━━━━━ EXTRAIT DU TEXTE ━━━━━

Il ne vient à Treillières qu’épisodiquement, et on ne trouve que deux fois sa signature en bas des registres paroissiaux. Le vieux château de Gesvres n’est sans doute pas très confortable malgré les quelques réparations qu’il y entreprend (toiture, fenêtres…). Ce qui l’intéresse à Treillières, c’est la seigneurie, la seule dont il dispose pour se parer du titre de seigneur. Sa noblesse de fraîche date en a besoin (son père n’a été anobli qu’en 1576 par la charge de maire de Nantes).
Les revenus treilliérains de Michel Poullain ne représentent qu’une partie de sa fortune constituée de terres situées en Anjou, de maisons à Nantes qu’il loue et surtout de rentes et obligations placées auprès d’autres nobles. Il confie la gestion de ses biens à un comptable pour se consacrer à sa fonction de Trésorier des Etats de Bretagne. Quoi d’étonnant alors que Treillières soit surtout pour lui un alibi honorifique dont les toponymes lui servent à dénommer noblement ses enfants : Bernardin Poullain est sieur de La Rivière ; Michel Poullain sieur de la Houssaye ; Isabelle Poullain damoyselle de Gesvres… Cette dernière épouse le 31 mai 1635, en l’église Saint-Nicolas de Nantes, Messire César de Renouard et lui apporte en dot la seigneurie de Treillières dont il devient titulaire à la mort de Michel Poullain.
César DE RENOUARD
Messire César de Renouard (1609-1675) seigneur de Drouges, seigneur de Treillières, Gesvres, les Fosses… Conseiller du Roy en ses conseils d’Etat et privés, en sa Chambre des Comptes de Bretagne… Trésorier des Etats de Bretagne… Maistre ordinaire des Comptes du Roy en Bretagne… se révèlera comme un seigneur bâtisseur.
Alors que les vieilles constructions défensives (les Fosses, le Lin, la Houssais…) affectionnaient le haut des collines et des «mottes», César choisit, en 1653, de restaurer et d’agrandir Gesvres dont le site de vallée et les grands espaces permettent de disposer les bâtiments à sa guise et de remodeler le paysage. Il conserve l’ancien logis mais l’incorpore au corps de bâtiment nouveau, de conception classique, et le prolonge par des bâtiments de service. Vingt cinq ans plus tard voici la description que l’on fait de la «Maison de Gesvres…
…. consistant en plusieurs logements, chapelle, salle, chambres basses, hautes chambres; à trois vitres d’icelles sont enpeintes un sautoir chargé d’une étoile, greniers au-dessus, cuisine, boulangerie, écurie et fannerie, le tout couvert d’ardoises, cour au-devant, canaux et fossés pleins d’eau, le tout renfermé de murailles, grande porte et principale entrée de la dite Maison, jardins au derrière d‘icelle, verger, pourpris».

━━━━━ LIGNES ━━━━━

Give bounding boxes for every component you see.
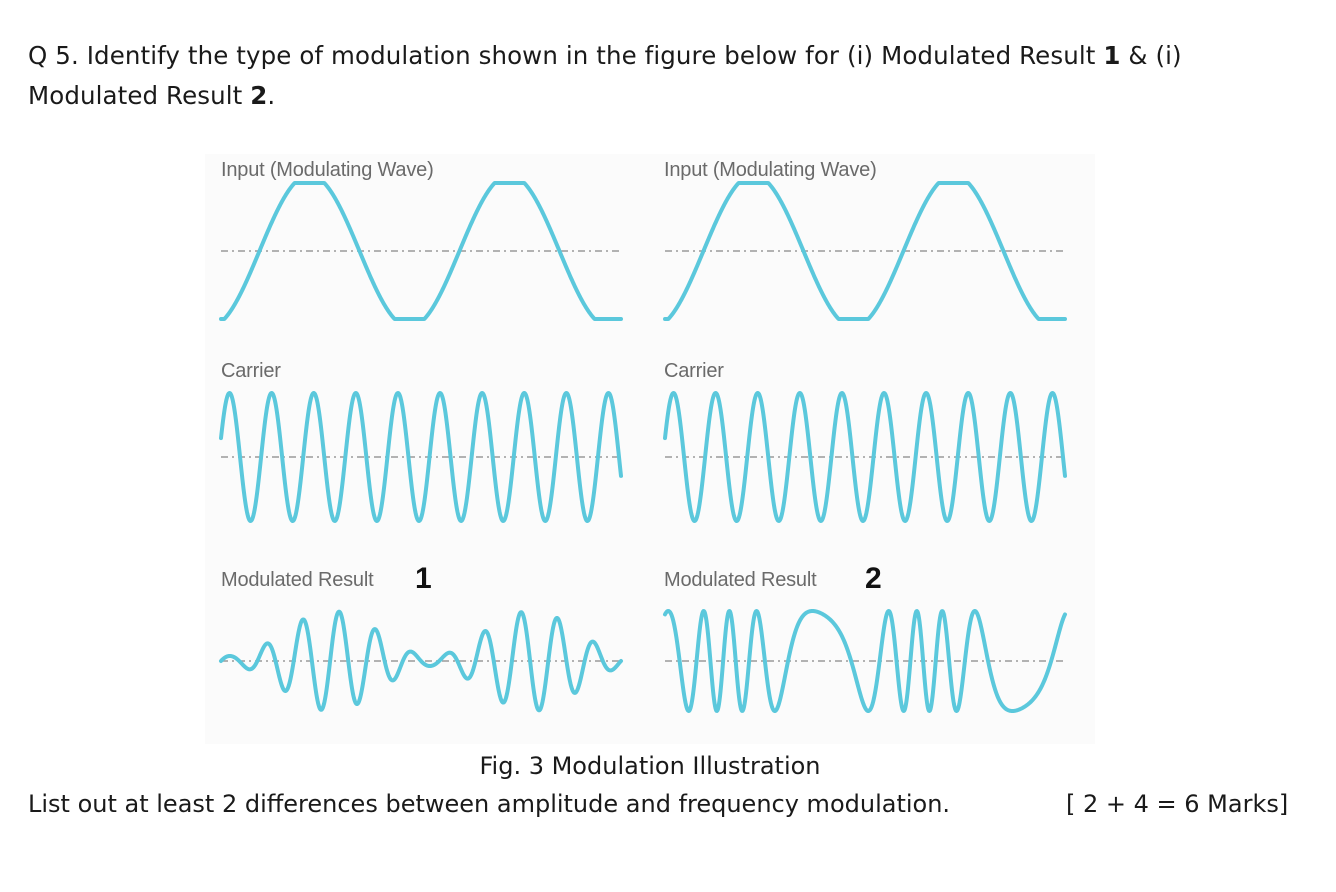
question-suffix: .: [267, 81, 276, 110]
task-text: List out at least 2 differences between …: [28, 790, 951, 818]
input-wave-left: [219, 181, 623, 321]
modulation-figure: Input (Modulating Wave) Input (Modulatin…: [205, 154, 1095, 744]
result-label-left: Modulated Result: [221, 569, 374, 591]
result-2-ref: 2: [250, 81, 268, 110]
question-text: Q 5. Identify the type of modulation sho…: [28, 36, 1298, 116]
marks-text: [ 2 + 4 = 6 Marks]: [1066, 790, 1289, 818]
figure-caption: Fig. 3 Modulation Illustration: [479, 752, 821, 780]
result-label-right: Modulated Result: [664, 569, 817, 591]
carrier-label-left: Carrier: [221, 360, 281, 382]
input-wave-right: [663, 181, 1067, 321]
input-label-left: Input (Modulating Wave): [221, 159, 434, 181]
question-prefix: Q 5. Identify the type of modulation sho…: [28, 41, 1104, 70]
carrier-label-right: Carrier: [664, 360, 724, 382]
carrier-wave-right: [663, 391, 1067, 523]
carrier-wave-left: [219, 391, 623, 523]
input-label-right: Input (Modulating Wave): [664, 159, 877, 181]
waveform-canvas: [219, 181, 1067, 713]
result-number-1: 1: [415, 562, 432, 595]
result-wave-right: [663, 609, 1067, 713]
result-number-2: 2: [865, 562, 882, 595]
result-wave-left: [219, 609, 623, 713]
question-mid: & (i) Modulated Result: [28, 41, 1182, 110]
result-1-ref: 1: [1103, 41, 1121, 70]
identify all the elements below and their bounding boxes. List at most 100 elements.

━━━━━

TÂCHE COURTE 1:
Dans le texte sur la seigneurie de Treillières, reprenez le passage en commençant par "Il ne vient" et en allant jusqu'à "maire de Nantes).", en changeant "château" en "manoir".
TÂCHE COURTE 2:
Présentez toutes les lignes des enregistrements en tableau Markdown à deux colonnes, Numéro et Ligne, sans les lignes vides. Laissez les images de côté.

RÉSULTAT 1:
Il ne vient à Treillières qu’épisodiquement, et on ne trouve que deux fois sa signature en bas des registres paroissiaux. Le vieux manoir de Gesvres n’est sans doute pas très confortable malgré les quelques réparations qu’il y entreprend (toiture, fenêtres…). Ce qui l’intéresse à Treillières, c’est la seigneurie, la seule dont il dispose pour se parer du titre de seigneur. Sa noblesse de fraîche date en a besoin (son père n’a été anobli qu’en 1576 par la charge de maire de Nantes).

RÉSULTAT 2:
| Numéro | Ligne |
|---|---|
| 1 | Give bounding boxes for every component you see. |
| 2 | question-suffix: .: [267, 81, 276, 110] |
| 3 | task-text: List out at least 2 differences between …: [28, 790, 951, 818] |
| 4 | input-wave-left: [219, 181, 623, 321] |
| 5 | modulation-figure: Input (Modulating Wave) Input (Modulatin…: [205, 154, 1095, 744] |
| 6 | result-label-left: Modulated Result: [221, 569, 374, 591] |
| 7 | result-2-ref: 2: [250, 81, 268, 110] |
| 8 | question-text: Q 5. Identify the type of modulation sho…: [28, 36, 1298, 116] |
| 9 | marks-text: [ 2 + 4 = 6 Marks]: [1066, 790, 1289, 818] |
| 10 | figure-caption: Fig. 3 Modulation Illustration: [479, 752, 821, 780] |
| 11 | result-label-right: Modulated Result: [664, 569, 817, 591] |
| 12 | carrier-label-left: Carrier: [221, 360, 281, 382] |
| 13 | input-wave-right: [663, 181, 1067, 321] |
| 14 | input-label-left: Input (Modulating Wave): [221, 159, 434, 181] |
| 15 | question-prefix: Q 5. Identify the type of modulation sho…: [28, 41, 1104, 70] |
| 16 | carrier-label-right: Carrier: [664, 360, 724, 382] |
| 17 | carrier-wave-right: [663, 391, 1067, 523] |
| 18 | carrier-wave-left: [219, 391, 623, 523] |
| 19 | input-label-right: Input (Modulating Wave): [664, 159, 877, 181] |
| 20 | waveform-canvas: [219, 181, 1067, 713] |
| 21 | result-number-1: 1: [415, 562, 432, 595] |
| 22 | result-wave-right: [663, 609, 1067, 713] |
| 23 | result-number-2: 2: [865, 562, 882, 595] |
| 24 | result-wave-left: [219, 609, 623, 713] |
| 25 | question-mid: & (i) Modulated Result: [28, 41, 1182, 110] |
| 26 | result-1-ref: 1: [1103, 41, 1121, 70] |
| 27 | identify all the elements below and their bounding boxes. List at most 100 elements. |